OBJECTIF:
Prolongez l'extrait sur la démocratie et le gouvernement représentatif en reprenant juste après sa dernière phrase.

La démocratie se réduit-elle au gouvernement représentatif ? C’est ce que pense Eric Naulleau, et qu’il a exprimé le 4 juin 2011 face à André Bercoff dans On n’est pas couché (minutes 2’30 à 5’00). C’est pourtant historiquement faux. C’est même le contraire qui est vrai : le "gouvernement représentatif", né au XVIIIe siècle, s’est construit en opposition à la "démocratie", et fut progressivement, au XIXe siècle, appelé abusivement "démocratie représentative".

 

"Il y a un système de délégation, de représentation, partout, ça s’appelle la démocratie", lance Naulleau à Bercoff qui réclame une intervention citoyenne accrue dans la vie de la cité. Selon l’éditeur et polémiste, la démocratie se définit essentiellement par la représentation, par la délégation du pouvoir du peuple à des représentants (professionnels). Les citoyens, quant à eux, n’ont pas à intervenir directement. Leur seule action légitime : l’élection.

 

On renverra Naulleau aux analyses d’Etienne Chouard, en totale opposition aux siennes...

 

... mais encore au livre du politologue Bernard Manin Principes du gouvernement représentatif, et plus particulièrement à cet extrait, que Chouard cite dans un de ses articles sur AgoraVox :

"Les démocraties contemporaines sont issues d’une forme de gouvernement que ses fondateurs opposaient à la démocratie. L’usage nomme "démocraties représentatives" les régimes démocratiques actuels. Cette expression, qui distingue la démocratie représentative de la démocratie directe, fait apparaître l’une et l’autre comme des formes de la démocratie. Toutefois, ce que l’on désigne aujourd’hui sous le nom de démocratie représentative trouve ses origines dans les institutions qui se sont progressivement établies et imposées en Occident à la suite des trois évolutions modernes, les révolutions anglaise, américaine et française. Or, ces institutions n’ont nullement été perçues, à leurs débuts, comme une variété de la démocratie ou une forme de gouvernement par le peuple.

MATÉRIEL FOURNI:
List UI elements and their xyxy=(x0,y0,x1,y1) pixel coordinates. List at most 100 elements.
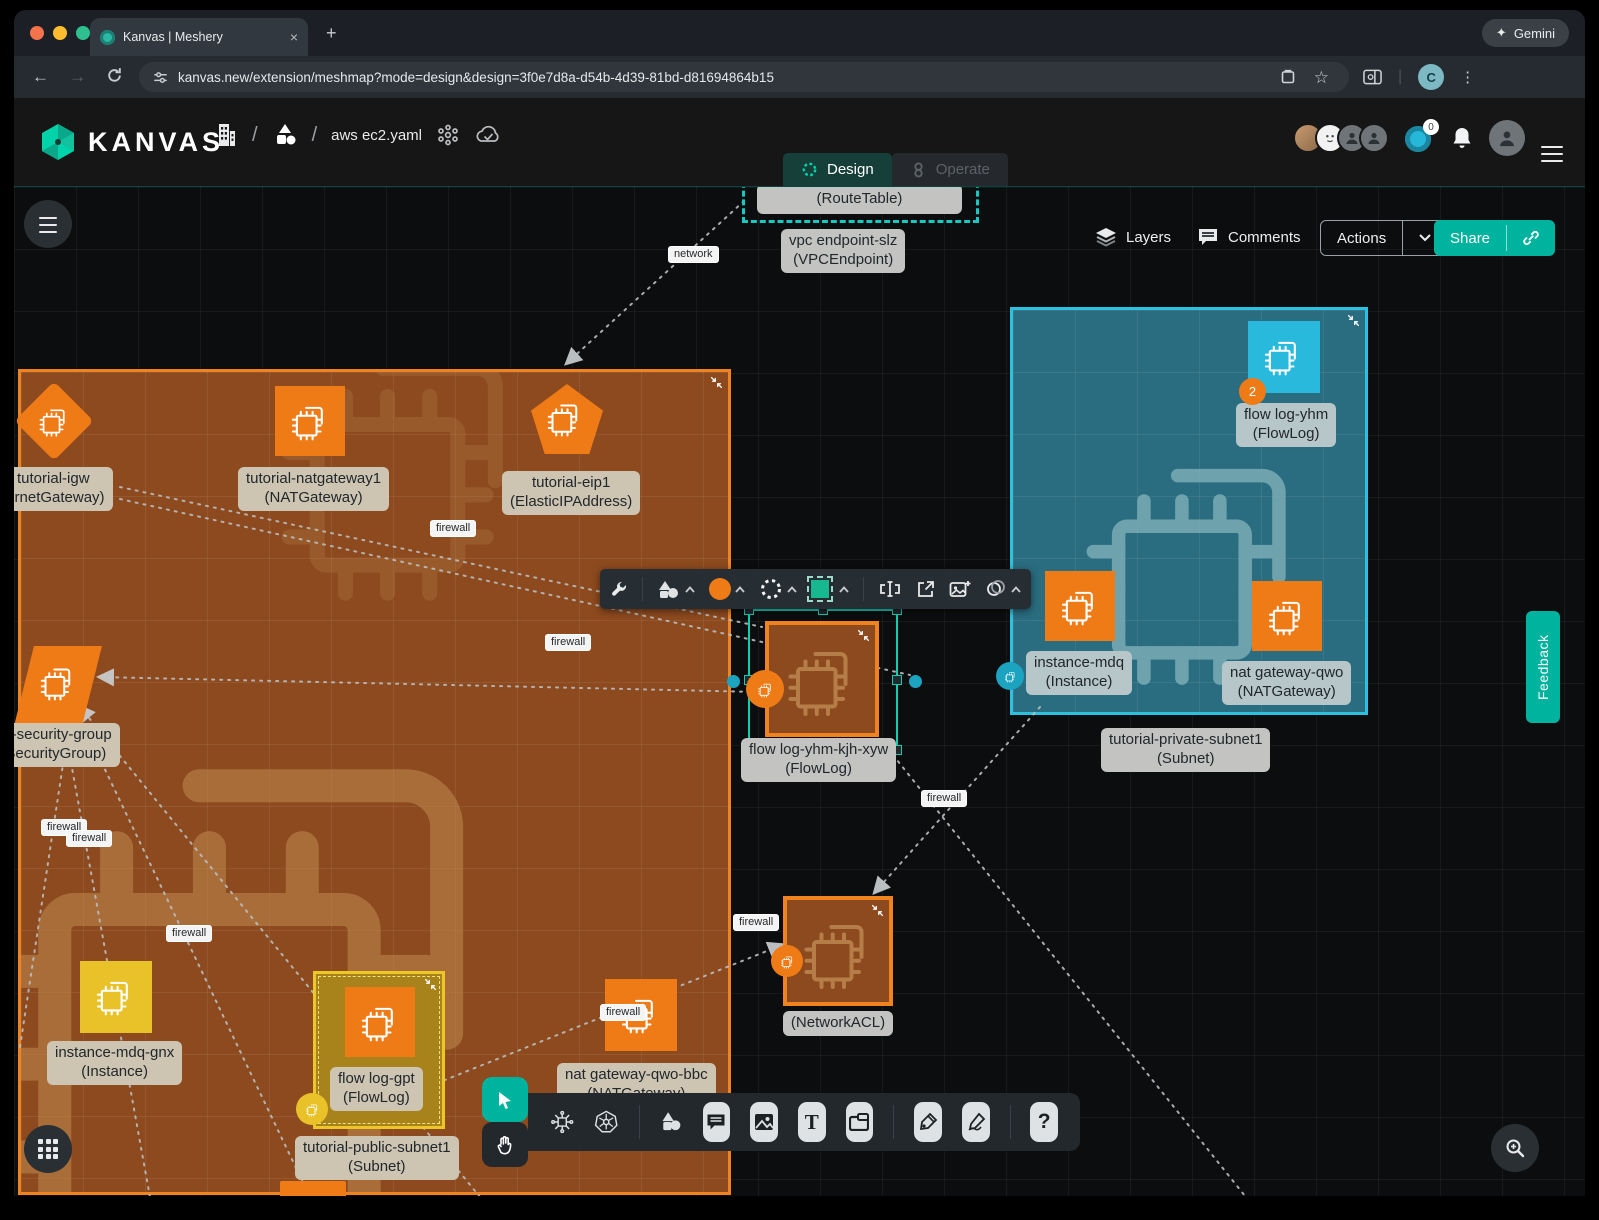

RÉPONSE ATTENDUE:
Rousseau condamnait la représentation politique par des formules péremptoires qui sont demeurées célèbres. Il dépeignait le régime anglais du XVIIIe siècle comme une forme de servitude ponctuée par de brefs instants de liberté. Rousseau voyait une immense distance entre un peuple libre se donnant à lui-même sa loi et un peuple élisant des représentants pour faire la loi à sa place. Mais il faut noter que les partisans de la représentation, même s’ils faisaient un choix opposé à celui de Rousseau, apercevaient également une différence fondamentale entre la démocratie et le régime qu’ils défendaient, régime qu’ils nommaient "gouvernement représentatif" ou encore "république". Deux acteurs dont le rôle a été décisif dans l’établissement de la représentation politique moderne, Madison et Sieyès, soulignaient ainsi en des termes très proches le contraste entre le gouvernement représentatif ou républicain et la démocratie. (...)"

 

Voici justement comment Sieyès opposait "démocratie" et "gouvernement représentatif" : "Les citoyens qui se nomment des représentants renoncent et doivent renoncer à faire eux-mêmes la loi ; ils n’ont pas de volonté particulière à imposer. S’ils dictaient des volontés, la France ne serait plus cet Etat représentatif ; ce serait un Etat démocratique. Le peuple, je le répète, dans un pays qui n’est pas une démocratie (et la France ne saurait l’être), le peuple ne peut parler, ne peut agir que par ses représentants."

 

Le philosophe Jacques Rancière rappelle aussi cette vérité historique : "La représentation est dans son origine l’exact opposé de la démocratie. Nul ne l’ignore au temps des révolutions américaine et française. Les Pères fondateurs et nombre de leurs émules français y voient justement le moyen pour l’élite d’exercer en fait, au nom du peuple, le pouvoir qu’elle est obligée de lui reconnaître mais qu’il ne saurait exercer sans ruiner le principe même du gouvernement".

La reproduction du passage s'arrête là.